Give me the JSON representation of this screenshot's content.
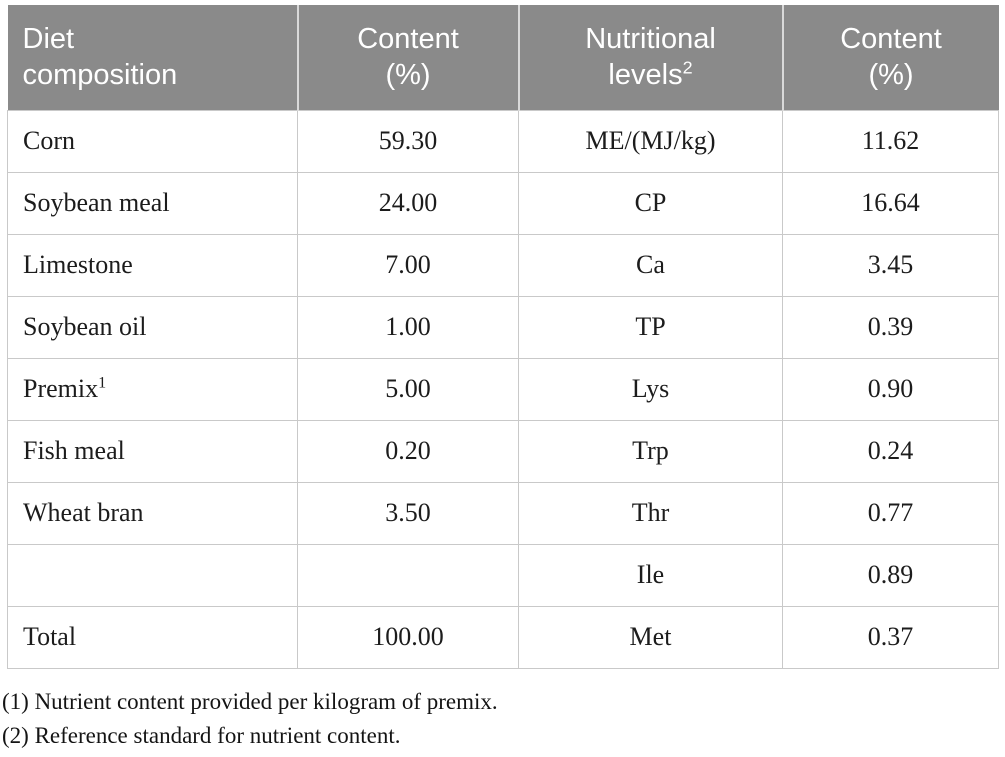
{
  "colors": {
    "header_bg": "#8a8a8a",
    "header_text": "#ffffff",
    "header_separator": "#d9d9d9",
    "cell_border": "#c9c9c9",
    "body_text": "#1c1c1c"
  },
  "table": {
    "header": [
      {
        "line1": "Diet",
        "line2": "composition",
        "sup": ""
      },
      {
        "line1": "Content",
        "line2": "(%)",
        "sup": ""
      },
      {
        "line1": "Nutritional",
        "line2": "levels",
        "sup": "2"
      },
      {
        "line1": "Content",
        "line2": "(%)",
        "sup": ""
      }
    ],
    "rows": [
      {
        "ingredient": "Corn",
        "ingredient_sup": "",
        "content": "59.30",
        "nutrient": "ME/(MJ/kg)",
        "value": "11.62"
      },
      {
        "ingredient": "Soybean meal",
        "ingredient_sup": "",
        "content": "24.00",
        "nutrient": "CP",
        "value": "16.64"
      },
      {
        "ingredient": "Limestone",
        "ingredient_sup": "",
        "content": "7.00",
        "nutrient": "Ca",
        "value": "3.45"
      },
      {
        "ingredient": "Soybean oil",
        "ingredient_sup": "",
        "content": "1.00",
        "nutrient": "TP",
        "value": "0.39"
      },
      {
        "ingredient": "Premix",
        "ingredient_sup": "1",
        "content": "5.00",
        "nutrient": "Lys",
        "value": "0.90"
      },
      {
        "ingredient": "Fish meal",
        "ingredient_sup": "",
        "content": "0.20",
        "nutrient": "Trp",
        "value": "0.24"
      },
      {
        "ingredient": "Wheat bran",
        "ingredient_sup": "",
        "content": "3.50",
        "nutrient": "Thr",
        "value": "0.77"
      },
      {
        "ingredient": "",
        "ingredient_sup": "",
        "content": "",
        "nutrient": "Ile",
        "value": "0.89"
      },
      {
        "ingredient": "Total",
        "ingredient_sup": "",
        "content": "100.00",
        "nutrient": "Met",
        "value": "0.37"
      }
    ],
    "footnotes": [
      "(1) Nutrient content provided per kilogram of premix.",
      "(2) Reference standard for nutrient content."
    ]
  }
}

__________________________________________________

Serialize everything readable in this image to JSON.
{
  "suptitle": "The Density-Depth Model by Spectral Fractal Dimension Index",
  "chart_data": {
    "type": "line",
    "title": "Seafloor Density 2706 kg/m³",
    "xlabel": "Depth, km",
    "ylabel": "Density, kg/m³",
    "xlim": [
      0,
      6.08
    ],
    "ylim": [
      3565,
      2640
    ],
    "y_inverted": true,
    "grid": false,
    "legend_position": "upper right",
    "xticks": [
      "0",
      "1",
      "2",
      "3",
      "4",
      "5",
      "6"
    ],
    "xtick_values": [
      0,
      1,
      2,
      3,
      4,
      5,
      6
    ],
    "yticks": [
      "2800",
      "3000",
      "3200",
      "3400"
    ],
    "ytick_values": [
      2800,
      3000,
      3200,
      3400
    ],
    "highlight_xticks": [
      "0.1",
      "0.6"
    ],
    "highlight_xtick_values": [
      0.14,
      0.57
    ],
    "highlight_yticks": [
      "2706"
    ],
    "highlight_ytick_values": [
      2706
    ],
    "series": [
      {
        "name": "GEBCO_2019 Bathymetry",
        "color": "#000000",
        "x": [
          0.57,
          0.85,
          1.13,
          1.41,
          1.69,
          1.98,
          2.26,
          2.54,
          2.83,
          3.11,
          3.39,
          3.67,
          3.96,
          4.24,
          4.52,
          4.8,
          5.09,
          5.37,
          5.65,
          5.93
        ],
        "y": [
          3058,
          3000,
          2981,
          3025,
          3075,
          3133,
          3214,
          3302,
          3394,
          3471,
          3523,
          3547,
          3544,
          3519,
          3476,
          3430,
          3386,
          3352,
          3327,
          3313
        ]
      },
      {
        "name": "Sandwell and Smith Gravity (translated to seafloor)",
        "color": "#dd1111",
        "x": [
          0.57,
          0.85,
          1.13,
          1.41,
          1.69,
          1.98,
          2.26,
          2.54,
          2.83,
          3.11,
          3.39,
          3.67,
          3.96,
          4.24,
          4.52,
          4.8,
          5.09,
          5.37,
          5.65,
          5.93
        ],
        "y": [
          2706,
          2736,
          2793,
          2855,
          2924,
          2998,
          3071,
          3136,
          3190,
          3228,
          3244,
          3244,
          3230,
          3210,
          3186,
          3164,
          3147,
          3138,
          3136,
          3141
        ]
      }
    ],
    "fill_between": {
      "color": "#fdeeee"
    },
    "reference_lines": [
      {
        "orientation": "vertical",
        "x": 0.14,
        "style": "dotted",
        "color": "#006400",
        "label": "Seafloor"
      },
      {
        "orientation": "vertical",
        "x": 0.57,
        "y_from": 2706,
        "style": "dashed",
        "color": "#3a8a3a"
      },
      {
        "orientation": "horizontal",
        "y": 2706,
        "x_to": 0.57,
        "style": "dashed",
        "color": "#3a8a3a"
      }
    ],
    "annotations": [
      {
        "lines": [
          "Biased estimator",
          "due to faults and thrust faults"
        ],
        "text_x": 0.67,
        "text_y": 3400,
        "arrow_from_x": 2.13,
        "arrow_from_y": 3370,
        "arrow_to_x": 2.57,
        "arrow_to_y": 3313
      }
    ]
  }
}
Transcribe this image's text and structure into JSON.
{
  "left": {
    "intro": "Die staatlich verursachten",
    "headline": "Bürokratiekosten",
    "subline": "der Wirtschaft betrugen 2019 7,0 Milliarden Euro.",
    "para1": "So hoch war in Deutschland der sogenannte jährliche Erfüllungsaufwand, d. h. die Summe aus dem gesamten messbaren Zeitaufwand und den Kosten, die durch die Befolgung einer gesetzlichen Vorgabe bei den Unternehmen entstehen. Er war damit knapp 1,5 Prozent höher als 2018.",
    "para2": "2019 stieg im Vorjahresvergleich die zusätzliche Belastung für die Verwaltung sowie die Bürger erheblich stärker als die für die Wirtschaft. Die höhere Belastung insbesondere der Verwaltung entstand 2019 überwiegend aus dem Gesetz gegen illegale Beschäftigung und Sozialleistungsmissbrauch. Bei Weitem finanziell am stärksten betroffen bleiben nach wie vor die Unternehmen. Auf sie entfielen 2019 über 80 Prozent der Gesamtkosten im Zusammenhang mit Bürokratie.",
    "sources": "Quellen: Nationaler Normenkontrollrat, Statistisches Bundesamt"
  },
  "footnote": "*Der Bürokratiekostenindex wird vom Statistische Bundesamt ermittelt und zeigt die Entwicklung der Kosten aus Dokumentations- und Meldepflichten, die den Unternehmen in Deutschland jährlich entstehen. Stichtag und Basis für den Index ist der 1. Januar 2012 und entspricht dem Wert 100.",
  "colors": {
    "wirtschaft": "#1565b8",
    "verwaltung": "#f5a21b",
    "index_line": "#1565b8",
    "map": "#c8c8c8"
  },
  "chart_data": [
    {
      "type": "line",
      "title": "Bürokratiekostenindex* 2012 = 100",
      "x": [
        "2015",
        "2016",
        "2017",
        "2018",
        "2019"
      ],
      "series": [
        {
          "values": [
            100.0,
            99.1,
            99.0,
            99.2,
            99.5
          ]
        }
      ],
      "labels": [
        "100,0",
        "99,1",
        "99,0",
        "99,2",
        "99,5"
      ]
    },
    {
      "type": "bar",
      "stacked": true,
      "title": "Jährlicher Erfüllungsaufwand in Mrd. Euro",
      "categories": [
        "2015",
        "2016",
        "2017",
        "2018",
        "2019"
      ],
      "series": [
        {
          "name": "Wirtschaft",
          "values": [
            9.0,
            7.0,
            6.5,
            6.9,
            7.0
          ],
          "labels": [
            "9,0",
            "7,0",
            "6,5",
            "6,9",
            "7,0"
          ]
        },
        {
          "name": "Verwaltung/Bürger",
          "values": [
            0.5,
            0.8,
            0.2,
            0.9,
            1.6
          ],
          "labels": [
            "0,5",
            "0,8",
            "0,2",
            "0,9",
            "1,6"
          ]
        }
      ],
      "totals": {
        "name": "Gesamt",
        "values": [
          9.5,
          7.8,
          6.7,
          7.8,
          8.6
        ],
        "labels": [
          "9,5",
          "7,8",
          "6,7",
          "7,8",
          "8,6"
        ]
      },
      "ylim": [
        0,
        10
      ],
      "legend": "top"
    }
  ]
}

__________________________________________________

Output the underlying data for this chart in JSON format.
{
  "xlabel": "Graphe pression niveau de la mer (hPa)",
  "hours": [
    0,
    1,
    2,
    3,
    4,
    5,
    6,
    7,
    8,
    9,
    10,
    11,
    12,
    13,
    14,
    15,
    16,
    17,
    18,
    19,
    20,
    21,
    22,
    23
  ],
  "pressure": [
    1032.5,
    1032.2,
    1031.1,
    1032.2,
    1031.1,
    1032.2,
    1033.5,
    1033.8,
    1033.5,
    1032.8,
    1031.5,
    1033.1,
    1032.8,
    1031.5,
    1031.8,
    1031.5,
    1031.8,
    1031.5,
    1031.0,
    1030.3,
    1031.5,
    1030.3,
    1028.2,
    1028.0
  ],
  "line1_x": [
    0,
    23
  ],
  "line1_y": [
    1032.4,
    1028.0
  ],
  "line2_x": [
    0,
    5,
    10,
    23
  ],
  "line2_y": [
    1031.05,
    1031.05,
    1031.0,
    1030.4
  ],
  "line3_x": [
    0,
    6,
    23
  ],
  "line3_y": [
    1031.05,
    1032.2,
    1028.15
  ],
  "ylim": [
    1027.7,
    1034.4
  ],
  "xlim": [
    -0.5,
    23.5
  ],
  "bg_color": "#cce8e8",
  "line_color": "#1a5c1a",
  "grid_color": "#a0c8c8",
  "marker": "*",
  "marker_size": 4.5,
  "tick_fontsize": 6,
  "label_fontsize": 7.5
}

__________________________________________________

• EXERCISE DETAILS
Keep only those lines of the records that hold "Erfüllungsaufwand", and return them.

• THE RESPONSE
    "para1": "So hoch war in Deutschland der sogenannte jährliche Erfüllungsaufwand, d. h. die Summe aus dem gesamten messbaren Zeitaufwand und den Kosten, die durch die Befolgung einer gesetzlichen Vorgabe bei den Unternehmen entstehen. Er war damit knapp 1,5 Prozent höher als 2018.",
      "title": "Jährlicher Erfüllungsaufwand in Mrd. Euro",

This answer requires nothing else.